Required work: Repeat the lines from the one containing "What does this" through the last line of the data, exactly, pictures omitted.

[start Data in this exercise]

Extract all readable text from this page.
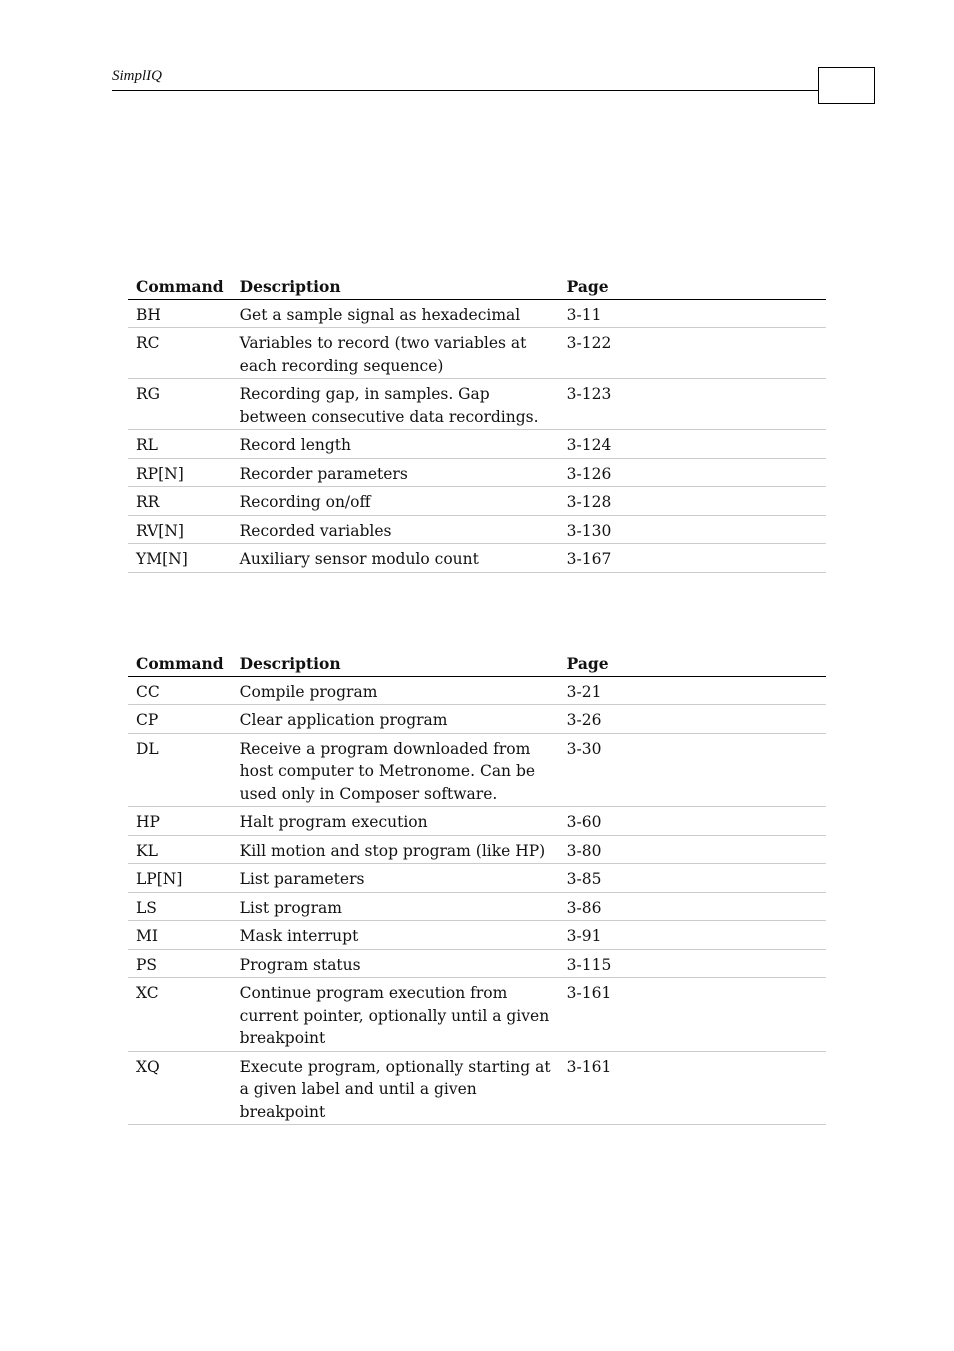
SimplIQ
Command	Description	Page
BH	Get a sample signal as hexadecimal	3-11
RC	Variables to record (two variables at each recording sequence)	3-122
RG	Recording gap, in samples. Gap between consecutive data recordings.	3-123
RL	Record length	3-124
RP[N]	Recorder parameters	3-126
RR	Recording on/off	3-128
RV[N]	Recorded variables	3-130
YM[N]	Auxiliary sensor modulo count	3-167
Command	Description	Page
CC	Compile program	3-21
CP	Clear application program	3-26
DL	Receive a program downloaded from host computer to Metronome. Can be used only in Composer software.	3-30
HP	Halt program execution	3-60
KL	Kill motion and stop program (like HP)	3-80
LP[N]	List parameters	3-85
LS	List program	3-86
MI	Mask interrupt	3-91
PS	Program status	3-115
XC	Continue program execution from current pointer, optionally until a given breakpoint	3-161
XQ	Execute program, optionally starting at a given label and until a given breakpoint	3-161
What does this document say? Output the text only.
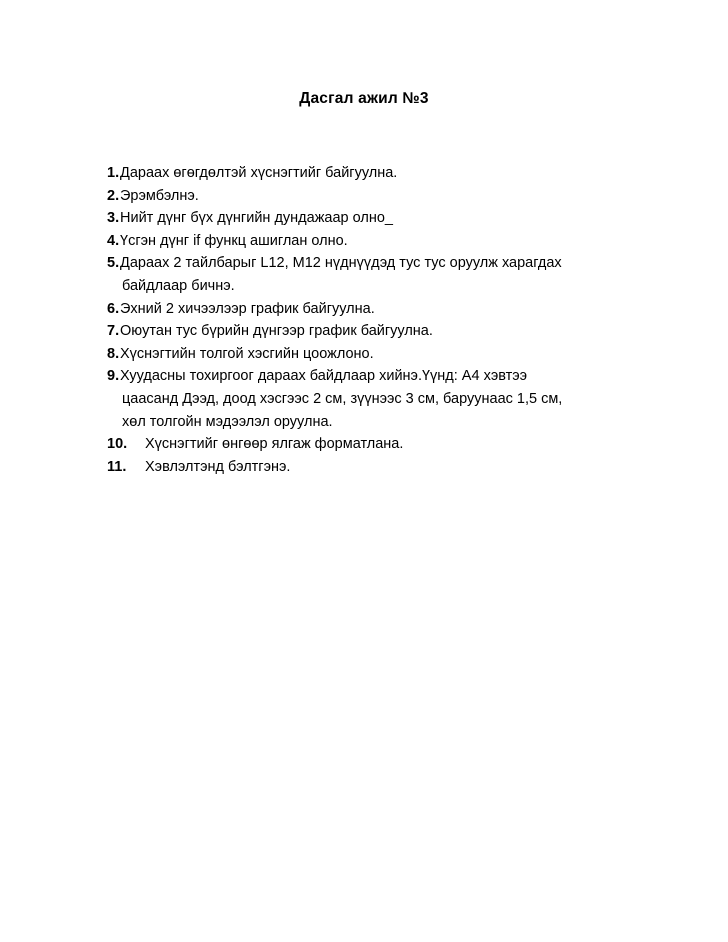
Дасгал ажил №3
1. Дараах өгөгдөлтэй хүснэгтийг байгуулна.
2. Эрэмбэлнэ.
3. Нийт дүнг бүх дүнгийн дундажаар олно_
4. Үсгэн дүнг if функц ашиглан олно.
5. Дараах 2 тайлбарыг L12, M12 нүднүүдэд тус тус оруулж харагдах
байдлаар бичнэ.
6. Эхний 2 хичээлээр график байгуулна.
7. Оюутан тус бүрийн дүнгээр график байгуулна.
8. Хүснэгтийн толгой хэсгийн цоожлоно.
9. Хуудасны тохиргоог дараах байдлаар хийнэ.Үүнд: А4 хэвтээ
цаасанд Дээд, доод хэсгээс 2 см, зүүнээс 3 см, баруунаас 1,5 см,
хөл толгойн мэдээлэл оруулна.
10.	Хүснэгтийг өнгөөр ялгаж форматлана.
11.	Хэвлэлтэнд бэлтгэнэ.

[end Data in this exercise]

Final result:
What does this document say? Output the text only.
Дасгал ажил №3
1. Дараах өгөгдөлтэй хүснэгтийг байгуулна.
2. Эрэмбэлнэ.
3. Нийт дүнг бүх дүнгийн дундажаар олно_
4. Үсгэн дүнг if функц ашиглан олно.
5. Дараах 2 тайлбарыг L12, M12 нүднүүдэд тус тус оруулж харагдах
байдлаар бичнэ.
6. Эхний 2 хичээлээр график байгуулна.
7. Оюутан тус бүрийн дүнгээр график байгуулна.
8. Хүснэгтийн толгой хэсгийн цоожлоно.
9. Хуудасны тохиргоог дараах байдлаар хийнэ.Үүнд: А4 хэвтээ
цаасанд Дээд, доод хэсгээс 2 см, зүүнээс 3 см, баруунаас 1,5 см,
хөл толгойн мэдээлэл оруулна.
10.	Хүснэгтийг өнгөөр ялгаж форматлана.
11.	Хэвлэлтэнд бэлтгэнэ.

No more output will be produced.